Task prompt = Reproduce the listing below verbatim.

Records contained in a dataset

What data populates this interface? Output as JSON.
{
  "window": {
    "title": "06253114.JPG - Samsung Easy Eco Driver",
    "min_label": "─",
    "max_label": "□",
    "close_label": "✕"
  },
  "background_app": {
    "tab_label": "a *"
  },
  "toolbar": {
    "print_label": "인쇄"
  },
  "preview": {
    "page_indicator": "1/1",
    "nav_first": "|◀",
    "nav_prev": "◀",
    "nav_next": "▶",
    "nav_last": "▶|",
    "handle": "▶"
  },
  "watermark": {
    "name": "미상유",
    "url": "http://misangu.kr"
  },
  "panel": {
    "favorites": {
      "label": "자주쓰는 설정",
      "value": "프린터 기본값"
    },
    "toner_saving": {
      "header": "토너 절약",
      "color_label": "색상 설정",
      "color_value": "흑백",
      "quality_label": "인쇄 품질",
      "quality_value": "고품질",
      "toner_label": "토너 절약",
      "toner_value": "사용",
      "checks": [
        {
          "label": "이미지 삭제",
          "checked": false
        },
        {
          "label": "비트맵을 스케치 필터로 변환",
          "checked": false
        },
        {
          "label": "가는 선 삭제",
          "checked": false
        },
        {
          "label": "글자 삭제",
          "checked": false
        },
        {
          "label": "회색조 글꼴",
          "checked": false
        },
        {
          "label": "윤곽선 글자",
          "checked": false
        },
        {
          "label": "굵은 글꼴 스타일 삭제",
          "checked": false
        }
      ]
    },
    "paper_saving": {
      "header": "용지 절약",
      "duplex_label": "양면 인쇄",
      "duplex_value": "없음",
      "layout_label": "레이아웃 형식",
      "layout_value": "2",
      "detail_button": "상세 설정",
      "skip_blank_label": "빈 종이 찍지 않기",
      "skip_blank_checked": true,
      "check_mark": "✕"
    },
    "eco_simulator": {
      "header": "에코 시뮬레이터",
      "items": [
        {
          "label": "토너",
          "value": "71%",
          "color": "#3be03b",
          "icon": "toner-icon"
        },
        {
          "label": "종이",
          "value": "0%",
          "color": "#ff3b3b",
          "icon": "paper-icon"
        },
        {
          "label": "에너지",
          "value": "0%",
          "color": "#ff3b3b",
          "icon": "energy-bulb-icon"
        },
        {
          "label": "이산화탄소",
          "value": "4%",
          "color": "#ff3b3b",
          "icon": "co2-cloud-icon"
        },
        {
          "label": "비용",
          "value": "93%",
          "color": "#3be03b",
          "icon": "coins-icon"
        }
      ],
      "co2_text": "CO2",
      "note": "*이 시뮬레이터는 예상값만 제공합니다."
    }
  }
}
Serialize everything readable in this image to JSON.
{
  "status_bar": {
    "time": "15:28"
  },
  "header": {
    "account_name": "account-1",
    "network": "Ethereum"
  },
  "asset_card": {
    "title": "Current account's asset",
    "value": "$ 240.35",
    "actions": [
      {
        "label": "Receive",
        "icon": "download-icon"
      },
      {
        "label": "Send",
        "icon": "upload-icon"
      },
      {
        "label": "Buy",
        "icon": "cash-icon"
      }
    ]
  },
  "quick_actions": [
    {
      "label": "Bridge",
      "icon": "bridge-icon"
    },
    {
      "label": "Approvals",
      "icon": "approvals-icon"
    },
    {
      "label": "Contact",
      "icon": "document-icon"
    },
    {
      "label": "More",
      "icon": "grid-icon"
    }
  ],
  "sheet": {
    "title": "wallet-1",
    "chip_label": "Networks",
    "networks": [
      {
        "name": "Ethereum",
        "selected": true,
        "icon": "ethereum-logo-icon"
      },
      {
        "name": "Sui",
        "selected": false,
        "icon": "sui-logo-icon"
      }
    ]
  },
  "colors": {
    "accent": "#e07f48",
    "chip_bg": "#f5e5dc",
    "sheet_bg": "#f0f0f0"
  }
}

Exercise answer =
What data populates this interface? Output as JSON.
{
  "window": {
    "title": "06253114.JPG - Samsung Easy Eco Driver",
    "min_label": "─",
    "max_label": "□",
    "close_label": "✕"
  },
  "background_app": {
    "tab_label": "a *"
  },
  "toolbar": {
    "print_label": "인쇄"
  },
  "preview": {
    "page_indicator": "1/1",
    "nav_first": "|◀",
    "nav_prev": "◀",
    "nav_next": "▶",
    "nav_last": "▶|",
    "handle": "▶"
  },
  "watermark": {
    "name": "미상유",
    "url": "http://misangu.kr"
  },
  "panel": {
    "favorites": {
      "label": "자주쓰는 설정",
      "value": "프린터 기본값"
    },
    "toner_saving": {
      "header": "토너 절약",
      "color_label": "색상 설정",
      "color_value": "흑백",
      "quality_label": "인쇄 품질",
      "quality_value": "고품질",
      "toner_label": "토너 절약",
      "toner_value": "사용",
      "checks": [
        {
          "label": "이미지 삭제",
          "checked": false
        },
        {
          "label": "비트맵을 스케치 필터로 변환",
          "checked": false
        },
        {
          "label": "가는 선 삭제",
          "checked": false
        },
        {
          "label": "글자 삭제",
          "checked": false
        },
        {
          "label": "회색조 글꼴",
          "checked": false
        },
        {
          "label": "윤곽선 글자",
          "checked": false
        },
        {
          "label": "굵은 글꼴 스타일 삭제",
          "checked": false
        }
      ]
    },
    "paper_saving": {
      "header": "용지 절약",
      "duplex_label": "양면 인쇄",
      "duplex_value": "없음",
      "layout_label": "레이아웃 형식",
      "layout_value": "2",
      "detail_button": "상세 설정",
      "skip_blank_label": "빈 종이 찍지 않기",
      "skip_blank_checked": true,
      "check_mark": "✕"
    },
    "eco_simulator": {
      "header": "에코 시뮬레이터",
      "items": [
        {
          "label": "토너",
          "value": "71%",
          "color": "#3be03b",
          "icon": "toner-icon"
        },
        {
          "label": "종이",
          "value": "0%",
          "color": "#ff3b3b",
          "icon": "paper-icon"
        },
        {
          "label": "에너지",
          "value": "0%",
          "color": "#ff3b3b",
          "icon": "energy-bulb-icon"
        },
        {
          "label": "이산화탄소",
          "value": "4%",
          "color": "#ff3b3b",
          "icon": "co2-cloud-icon"
        },
        {
          "label": "비용",
          "value": "93%",
          "color": "#3be03b",
          "icon": "coins-icon"
        }
      ],
      "co2_text": "CO2",
      "note": "*이 시뮬레이터는 예상값만 제공합니다."
    }
  }
}
Serialize everything readable in this image to JSON.
{
  "status_bar": {
    "time": "15:28"
  },
  "header": {
    "account_name": "account-1",
    "network": "Ethereum"
  },
  "asset_card": {
    "title": "Current account's asset",
    "value": "$ 240.35",
    "actions": [
      {
        "label": "Receive",
        "icon": "download-icon"
      },
      {
        "label": "Send",
        "icon": "upload-icon"
      },
      {
        "label": "Buy",
        "icon": "cash-icon"
      }
    ]
  },
  "quick_actions": [
    {
      "label": "Bridge",
      "icon": "bridge-icon"
    },
    {
      "label": "Approvals",
      "icon": "approvals-icon"
    },
    {
      "label": "Contact",
      "icon": "document-icon"
    },
    {
      "label": "More",
      "icon": "grid-icon"
    }
  ],
  "sheet": {
    "title": "wallet-1",
    "chip_label": "Networks",
    "networks": [
      {
        "name": "Ethereum",
        "selected": true,
        "icon": "ethereum-logo-icon"
      },
      {
        "name": "Sui",
        "selected": false,
        "icon": "sui-logo-icon"
      }
    ]
  },
  "colors": {
    "accent": "#e07f48",
    "chip_bg": "#f5e5dc",
    "sheet_bg": "#f0f0f0"
  }
}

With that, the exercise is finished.